PROBLEM DESCRIPTION>
Copy out all the records exactly.

[Data extracted from a collection]

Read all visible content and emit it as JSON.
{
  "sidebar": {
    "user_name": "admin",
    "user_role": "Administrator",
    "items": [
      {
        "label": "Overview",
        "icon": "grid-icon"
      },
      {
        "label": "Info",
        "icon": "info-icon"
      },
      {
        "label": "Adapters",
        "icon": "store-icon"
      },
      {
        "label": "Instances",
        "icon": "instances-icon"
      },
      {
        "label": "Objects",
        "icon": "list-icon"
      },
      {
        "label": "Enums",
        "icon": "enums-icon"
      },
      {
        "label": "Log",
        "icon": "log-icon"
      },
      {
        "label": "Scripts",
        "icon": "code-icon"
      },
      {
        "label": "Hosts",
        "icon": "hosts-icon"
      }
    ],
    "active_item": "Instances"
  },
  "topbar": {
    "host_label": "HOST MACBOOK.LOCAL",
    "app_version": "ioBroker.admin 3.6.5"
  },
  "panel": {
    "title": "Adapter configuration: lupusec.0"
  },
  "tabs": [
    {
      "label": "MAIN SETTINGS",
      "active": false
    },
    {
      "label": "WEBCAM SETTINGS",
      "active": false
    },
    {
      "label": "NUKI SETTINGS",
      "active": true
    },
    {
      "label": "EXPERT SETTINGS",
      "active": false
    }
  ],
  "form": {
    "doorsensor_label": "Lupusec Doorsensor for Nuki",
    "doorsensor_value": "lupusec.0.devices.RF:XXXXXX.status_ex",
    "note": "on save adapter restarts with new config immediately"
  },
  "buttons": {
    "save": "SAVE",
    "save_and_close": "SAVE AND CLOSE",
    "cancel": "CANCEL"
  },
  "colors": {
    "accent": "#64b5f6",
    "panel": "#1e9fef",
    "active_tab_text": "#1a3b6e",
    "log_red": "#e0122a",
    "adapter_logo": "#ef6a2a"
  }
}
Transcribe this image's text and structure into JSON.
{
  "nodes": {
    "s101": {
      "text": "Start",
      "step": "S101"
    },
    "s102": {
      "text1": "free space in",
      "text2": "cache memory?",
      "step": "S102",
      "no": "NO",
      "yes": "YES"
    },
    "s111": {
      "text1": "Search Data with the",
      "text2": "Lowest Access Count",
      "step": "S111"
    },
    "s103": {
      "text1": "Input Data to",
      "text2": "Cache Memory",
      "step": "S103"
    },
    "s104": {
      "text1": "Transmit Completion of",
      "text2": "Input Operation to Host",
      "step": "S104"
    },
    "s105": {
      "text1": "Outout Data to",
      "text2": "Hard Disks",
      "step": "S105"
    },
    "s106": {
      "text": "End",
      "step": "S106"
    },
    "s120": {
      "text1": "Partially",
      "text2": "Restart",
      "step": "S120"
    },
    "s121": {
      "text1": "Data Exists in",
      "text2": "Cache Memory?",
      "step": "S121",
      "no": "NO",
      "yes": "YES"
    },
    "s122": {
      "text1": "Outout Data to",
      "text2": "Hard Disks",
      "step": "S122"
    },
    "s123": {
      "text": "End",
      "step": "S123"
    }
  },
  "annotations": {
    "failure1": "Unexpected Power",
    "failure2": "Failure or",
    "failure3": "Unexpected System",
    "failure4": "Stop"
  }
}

EXERCISE SOLUTION>
Read all visible content and emit it as JSON.
{
  "sidebar": {
    "user_name": "admin",
    "user_role": "Administrator",
    "items": [
      {
        "label": "Overview",
        "icon": "grid-icon"
      },
      {
        "label": "Info",
        "icon": "info-icon"
      },
      {
        "label": "Adapters",
        "icon": "store-icon"
      },
      {
        "label": "Instances",
        "icon": "instances-icon"
      },
      {
        "label": "Objects",
        "icon": "list-icon"
      },
      {
        "label": "Enums",
        "icon": "enums-icon"
      },
      {
        "label": "Log",
        "icon": "log-icon"
      },
      {
        "label": "Scripts",
        "icon": "code-icon"
      },
      {
        "label": "Hosts",
        "icon": "hosts-icon"
      }
    ],
    "active_item": "Instances"
  },
  "topbar": {
    "host_label": "HOST MACBOOK.LOCAL",
    "app_version": "ioBroker.admin 3.6.5"
  },
  "panel": {
    "title": "Adapter configuration: lupusec.0"
  },
  "tabs": [
    {
      "label": "MAIN SETTINGS",
      "active": false
    },
    {
      "label": "WEBCAM SETTINGS",
      "active": false
    },
    {
      "label": "NUKI SETTINGS",
      "active": true
    },
    {
      "label": "EXPERT SETTINGS",
      "active": false
    }
  ],
  "form": {
    "doorsensor_label": "Lupusec Doorsensor for Nuki",
    "doorsensor_value": "lupusec.0.devices.RF:XXXXXX.status_ex",
    "note": "on save adapter restarts with new config immediately"
  },
  "buttons": {
    "save": "SAVE",
    "save_and_close": "SAVE AND CLOSE",
    "cancel": "CANCEL"
  },
  "colors": {
    "accent": "#64b5f6",
    "panel": "#1e9fef",
    "active_tab_text": "#1a3b6e",
    "log_red": "#e0122a",
    "adapter_logo": "#ef6a2a"
  }
}
Transcribe this image's text and structure into JSON.
{
  "nodes": {
    "s101": {
      "text": "Start",
      "step": "S101"
    },
    "s102": {
      "text1": "free space in",
      "text2": "cache memory?",
      "step": "S102",
      "no": "NO",
      "yes": "YES"
    },
    "s111": {
      "text1": "Search Data with the",
      "text2": "Lowest Access Count",
      "step": "S111"
    },
    "s103": {
      "text1": "Input Data to",
      "text2": "Cache Memory",
      "step": "S103"
    },
    "s104": {
      "text1": "Transmit Completion of",
      "text2": "Input Operation to Host",
      "step": "S104"
    },
    "s105": {
      "text1": "Outout Data to",
      "text2": "Hard Disks",
      "step": "S105"
    },
    "s106": {
      "text": "End",
      "step": "S106"
    },
    "s120": {
      "text1": "Partially",
      "text2": "Restart",
      "step": "S120"
    },
    "s121": {
      "text1": "Data Exists in",
      "text2": "Cache Memory?",
      "step": "S121",
      "no": "NO",
      "yes": "YES"
    },
    "s122": {
      "text1": "Outout Data to",
      "text2": "Hard Disks",
      "step": "S122"
    },
    "s123": {
      "text": "End",
      "step": "S123"
    }
  },
  "annotations": {
    "failure1": "Unexpected Power",
    "failure2": "Failure or",
    "failure3": "Unexpected System",
    "failure4": "Stop"
  }
}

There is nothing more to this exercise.